[Extracted data entries]
┌──
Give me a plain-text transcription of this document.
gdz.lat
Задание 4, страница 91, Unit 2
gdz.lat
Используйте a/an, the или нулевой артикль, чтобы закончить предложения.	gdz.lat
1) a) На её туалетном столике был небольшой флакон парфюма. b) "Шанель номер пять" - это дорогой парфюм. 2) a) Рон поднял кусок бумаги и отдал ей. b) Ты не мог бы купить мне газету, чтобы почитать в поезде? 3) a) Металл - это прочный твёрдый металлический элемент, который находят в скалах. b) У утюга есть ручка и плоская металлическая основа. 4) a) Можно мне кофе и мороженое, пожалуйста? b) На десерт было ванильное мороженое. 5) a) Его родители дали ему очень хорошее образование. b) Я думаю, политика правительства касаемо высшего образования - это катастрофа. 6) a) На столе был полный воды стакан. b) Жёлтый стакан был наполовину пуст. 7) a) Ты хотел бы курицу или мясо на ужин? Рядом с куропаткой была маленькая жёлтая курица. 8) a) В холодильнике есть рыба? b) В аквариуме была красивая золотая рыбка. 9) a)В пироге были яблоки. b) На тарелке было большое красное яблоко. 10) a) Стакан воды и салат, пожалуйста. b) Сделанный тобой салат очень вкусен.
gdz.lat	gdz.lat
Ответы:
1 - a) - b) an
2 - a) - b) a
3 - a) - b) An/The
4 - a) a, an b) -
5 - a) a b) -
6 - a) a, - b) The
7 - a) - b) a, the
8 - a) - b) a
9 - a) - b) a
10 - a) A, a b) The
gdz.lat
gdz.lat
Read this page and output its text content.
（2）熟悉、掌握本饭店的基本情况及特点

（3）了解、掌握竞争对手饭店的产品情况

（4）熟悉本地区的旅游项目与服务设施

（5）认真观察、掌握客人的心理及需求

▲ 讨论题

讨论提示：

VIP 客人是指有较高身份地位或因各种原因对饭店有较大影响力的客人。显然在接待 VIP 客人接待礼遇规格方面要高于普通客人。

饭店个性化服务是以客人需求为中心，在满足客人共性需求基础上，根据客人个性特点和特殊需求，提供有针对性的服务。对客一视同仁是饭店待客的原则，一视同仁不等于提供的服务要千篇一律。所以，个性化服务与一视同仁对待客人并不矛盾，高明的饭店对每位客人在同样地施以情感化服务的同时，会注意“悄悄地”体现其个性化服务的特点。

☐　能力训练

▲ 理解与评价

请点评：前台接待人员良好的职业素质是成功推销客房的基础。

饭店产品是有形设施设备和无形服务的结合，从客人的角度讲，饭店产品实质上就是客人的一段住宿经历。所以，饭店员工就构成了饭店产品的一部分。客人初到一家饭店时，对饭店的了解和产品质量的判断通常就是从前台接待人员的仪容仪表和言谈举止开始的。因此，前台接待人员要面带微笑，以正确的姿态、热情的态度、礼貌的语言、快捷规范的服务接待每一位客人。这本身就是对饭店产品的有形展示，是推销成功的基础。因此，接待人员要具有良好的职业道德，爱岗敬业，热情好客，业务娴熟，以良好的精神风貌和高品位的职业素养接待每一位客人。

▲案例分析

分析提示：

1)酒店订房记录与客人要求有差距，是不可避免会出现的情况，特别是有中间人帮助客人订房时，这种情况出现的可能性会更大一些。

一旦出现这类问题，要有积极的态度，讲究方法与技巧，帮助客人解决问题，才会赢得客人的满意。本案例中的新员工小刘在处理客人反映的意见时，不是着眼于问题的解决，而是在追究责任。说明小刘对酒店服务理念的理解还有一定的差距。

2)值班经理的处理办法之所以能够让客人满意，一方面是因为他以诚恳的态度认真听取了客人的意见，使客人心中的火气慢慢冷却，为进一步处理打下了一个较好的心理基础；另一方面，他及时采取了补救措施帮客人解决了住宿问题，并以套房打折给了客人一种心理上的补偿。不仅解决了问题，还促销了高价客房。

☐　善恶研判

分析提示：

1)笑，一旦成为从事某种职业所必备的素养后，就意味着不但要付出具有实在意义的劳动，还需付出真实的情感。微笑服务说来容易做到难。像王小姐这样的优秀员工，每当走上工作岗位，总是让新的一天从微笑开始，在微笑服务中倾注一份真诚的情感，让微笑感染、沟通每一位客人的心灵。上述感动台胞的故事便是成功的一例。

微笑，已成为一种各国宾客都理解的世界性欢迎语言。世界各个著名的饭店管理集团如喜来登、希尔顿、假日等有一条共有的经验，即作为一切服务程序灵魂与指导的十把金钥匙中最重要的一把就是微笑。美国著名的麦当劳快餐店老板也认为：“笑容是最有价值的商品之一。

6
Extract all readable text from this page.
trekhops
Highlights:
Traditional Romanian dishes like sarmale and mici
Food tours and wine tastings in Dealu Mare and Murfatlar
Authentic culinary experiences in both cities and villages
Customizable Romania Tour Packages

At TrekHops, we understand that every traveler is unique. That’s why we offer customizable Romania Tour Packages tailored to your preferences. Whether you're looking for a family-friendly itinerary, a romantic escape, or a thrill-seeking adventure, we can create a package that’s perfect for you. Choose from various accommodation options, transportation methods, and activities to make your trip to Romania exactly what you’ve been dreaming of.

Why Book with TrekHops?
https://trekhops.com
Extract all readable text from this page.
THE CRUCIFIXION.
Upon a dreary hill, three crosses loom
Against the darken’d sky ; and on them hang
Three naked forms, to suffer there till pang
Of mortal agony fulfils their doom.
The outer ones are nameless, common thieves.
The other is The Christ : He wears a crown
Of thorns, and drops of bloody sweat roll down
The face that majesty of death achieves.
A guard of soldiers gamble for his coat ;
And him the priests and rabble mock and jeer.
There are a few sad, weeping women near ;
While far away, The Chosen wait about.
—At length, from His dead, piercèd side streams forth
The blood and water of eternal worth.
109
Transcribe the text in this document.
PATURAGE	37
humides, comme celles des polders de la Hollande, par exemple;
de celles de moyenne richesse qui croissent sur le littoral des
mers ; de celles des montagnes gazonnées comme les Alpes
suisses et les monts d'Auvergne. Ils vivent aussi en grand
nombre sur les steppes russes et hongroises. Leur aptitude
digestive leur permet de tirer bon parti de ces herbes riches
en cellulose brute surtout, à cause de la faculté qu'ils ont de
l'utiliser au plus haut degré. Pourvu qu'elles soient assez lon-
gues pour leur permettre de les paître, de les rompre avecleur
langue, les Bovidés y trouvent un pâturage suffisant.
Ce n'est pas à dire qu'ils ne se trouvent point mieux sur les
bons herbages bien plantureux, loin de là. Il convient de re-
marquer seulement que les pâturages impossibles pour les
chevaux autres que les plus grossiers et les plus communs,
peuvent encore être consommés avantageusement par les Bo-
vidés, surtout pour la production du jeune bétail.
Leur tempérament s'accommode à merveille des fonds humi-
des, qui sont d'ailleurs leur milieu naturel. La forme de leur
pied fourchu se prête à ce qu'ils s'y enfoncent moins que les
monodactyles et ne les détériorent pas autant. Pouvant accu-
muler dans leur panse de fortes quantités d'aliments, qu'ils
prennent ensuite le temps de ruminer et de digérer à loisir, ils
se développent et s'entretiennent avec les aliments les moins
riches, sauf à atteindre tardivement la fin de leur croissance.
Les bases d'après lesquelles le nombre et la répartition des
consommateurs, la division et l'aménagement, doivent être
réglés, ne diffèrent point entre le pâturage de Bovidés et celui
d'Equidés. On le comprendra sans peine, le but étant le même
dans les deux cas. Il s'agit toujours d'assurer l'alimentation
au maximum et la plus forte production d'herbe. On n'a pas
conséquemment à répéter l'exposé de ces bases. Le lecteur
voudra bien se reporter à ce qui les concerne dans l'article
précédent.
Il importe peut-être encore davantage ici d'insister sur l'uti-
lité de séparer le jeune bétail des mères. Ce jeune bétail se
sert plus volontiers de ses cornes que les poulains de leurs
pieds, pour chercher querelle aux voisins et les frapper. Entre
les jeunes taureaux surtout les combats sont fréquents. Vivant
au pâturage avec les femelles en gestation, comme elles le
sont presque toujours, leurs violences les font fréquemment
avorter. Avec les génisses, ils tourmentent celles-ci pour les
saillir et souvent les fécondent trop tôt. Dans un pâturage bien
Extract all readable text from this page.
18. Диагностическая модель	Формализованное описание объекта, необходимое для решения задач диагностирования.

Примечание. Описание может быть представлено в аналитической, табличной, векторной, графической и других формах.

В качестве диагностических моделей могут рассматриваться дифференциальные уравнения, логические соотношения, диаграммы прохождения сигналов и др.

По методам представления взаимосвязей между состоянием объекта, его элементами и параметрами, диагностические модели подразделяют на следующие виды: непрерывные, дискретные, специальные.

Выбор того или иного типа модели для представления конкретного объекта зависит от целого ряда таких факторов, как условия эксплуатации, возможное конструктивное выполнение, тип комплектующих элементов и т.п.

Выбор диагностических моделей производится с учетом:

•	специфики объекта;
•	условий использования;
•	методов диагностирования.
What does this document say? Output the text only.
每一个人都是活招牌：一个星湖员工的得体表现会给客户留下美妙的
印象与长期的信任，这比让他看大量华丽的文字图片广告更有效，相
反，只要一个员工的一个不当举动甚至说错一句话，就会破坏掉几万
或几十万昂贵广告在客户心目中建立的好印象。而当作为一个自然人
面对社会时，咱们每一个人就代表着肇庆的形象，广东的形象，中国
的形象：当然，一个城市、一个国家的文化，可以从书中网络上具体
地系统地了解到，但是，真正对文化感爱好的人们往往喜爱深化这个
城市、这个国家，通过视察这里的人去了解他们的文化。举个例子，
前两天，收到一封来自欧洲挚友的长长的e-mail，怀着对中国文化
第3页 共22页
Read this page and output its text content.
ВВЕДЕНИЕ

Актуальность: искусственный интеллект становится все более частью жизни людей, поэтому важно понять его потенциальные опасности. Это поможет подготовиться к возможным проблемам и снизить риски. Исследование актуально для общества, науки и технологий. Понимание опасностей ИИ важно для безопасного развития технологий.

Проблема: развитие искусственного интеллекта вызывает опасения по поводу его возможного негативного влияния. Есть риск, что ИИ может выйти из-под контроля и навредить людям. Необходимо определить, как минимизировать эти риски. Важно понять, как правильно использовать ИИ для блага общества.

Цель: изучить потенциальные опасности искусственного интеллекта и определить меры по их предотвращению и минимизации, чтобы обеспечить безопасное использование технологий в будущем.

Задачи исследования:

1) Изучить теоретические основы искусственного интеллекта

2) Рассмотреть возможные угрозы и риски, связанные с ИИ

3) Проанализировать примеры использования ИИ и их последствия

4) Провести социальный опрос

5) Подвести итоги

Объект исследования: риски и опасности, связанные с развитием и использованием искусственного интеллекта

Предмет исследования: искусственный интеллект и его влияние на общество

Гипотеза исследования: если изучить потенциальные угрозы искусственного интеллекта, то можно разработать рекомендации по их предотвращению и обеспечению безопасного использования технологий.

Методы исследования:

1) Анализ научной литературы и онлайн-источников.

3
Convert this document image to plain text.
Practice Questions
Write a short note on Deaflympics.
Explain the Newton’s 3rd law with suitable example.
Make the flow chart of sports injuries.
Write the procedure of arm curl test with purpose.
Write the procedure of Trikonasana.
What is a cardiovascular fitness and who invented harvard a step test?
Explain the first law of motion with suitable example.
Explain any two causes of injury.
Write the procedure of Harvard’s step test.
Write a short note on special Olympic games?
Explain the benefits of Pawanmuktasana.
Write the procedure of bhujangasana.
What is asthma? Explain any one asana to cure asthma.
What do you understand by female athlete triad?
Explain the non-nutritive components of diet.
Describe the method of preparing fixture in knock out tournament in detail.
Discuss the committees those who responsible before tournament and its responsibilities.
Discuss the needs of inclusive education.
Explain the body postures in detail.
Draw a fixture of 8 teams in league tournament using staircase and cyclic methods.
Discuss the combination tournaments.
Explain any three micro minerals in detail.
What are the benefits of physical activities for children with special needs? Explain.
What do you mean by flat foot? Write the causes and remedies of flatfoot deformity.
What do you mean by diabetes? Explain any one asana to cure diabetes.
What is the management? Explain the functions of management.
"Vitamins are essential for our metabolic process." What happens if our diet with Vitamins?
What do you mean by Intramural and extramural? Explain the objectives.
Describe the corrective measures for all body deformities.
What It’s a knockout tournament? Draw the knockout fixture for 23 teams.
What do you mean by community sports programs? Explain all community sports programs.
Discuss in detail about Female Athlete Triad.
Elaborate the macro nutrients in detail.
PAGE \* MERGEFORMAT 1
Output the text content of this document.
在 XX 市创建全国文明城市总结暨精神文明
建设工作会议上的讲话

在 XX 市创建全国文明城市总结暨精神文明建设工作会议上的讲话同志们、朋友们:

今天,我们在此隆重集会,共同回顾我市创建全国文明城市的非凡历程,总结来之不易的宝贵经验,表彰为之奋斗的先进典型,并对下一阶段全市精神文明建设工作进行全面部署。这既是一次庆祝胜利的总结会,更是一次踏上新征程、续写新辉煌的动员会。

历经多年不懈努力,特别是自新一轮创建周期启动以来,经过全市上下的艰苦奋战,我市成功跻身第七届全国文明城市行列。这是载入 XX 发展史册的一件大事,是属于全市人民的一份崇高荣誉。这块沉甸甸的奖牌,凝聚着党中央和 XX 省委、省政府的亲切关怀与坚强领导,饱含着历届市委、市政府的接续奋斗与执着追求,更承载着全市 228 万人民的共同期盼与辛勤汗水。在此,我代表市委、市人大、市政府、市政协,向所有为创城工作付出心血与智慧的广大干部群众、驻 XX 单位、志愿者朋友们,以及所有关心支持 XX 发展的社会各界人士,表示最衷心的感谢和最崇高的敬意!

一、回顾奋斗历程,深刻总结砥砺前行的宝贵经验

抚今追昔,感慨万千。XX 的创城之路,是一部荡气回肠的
└──
Task instructions - Extract from the data every line where "example" shows up.

In response -
Explain the Newton’s 3rd law with suitable example.
Explain the first law of motion with suitable example.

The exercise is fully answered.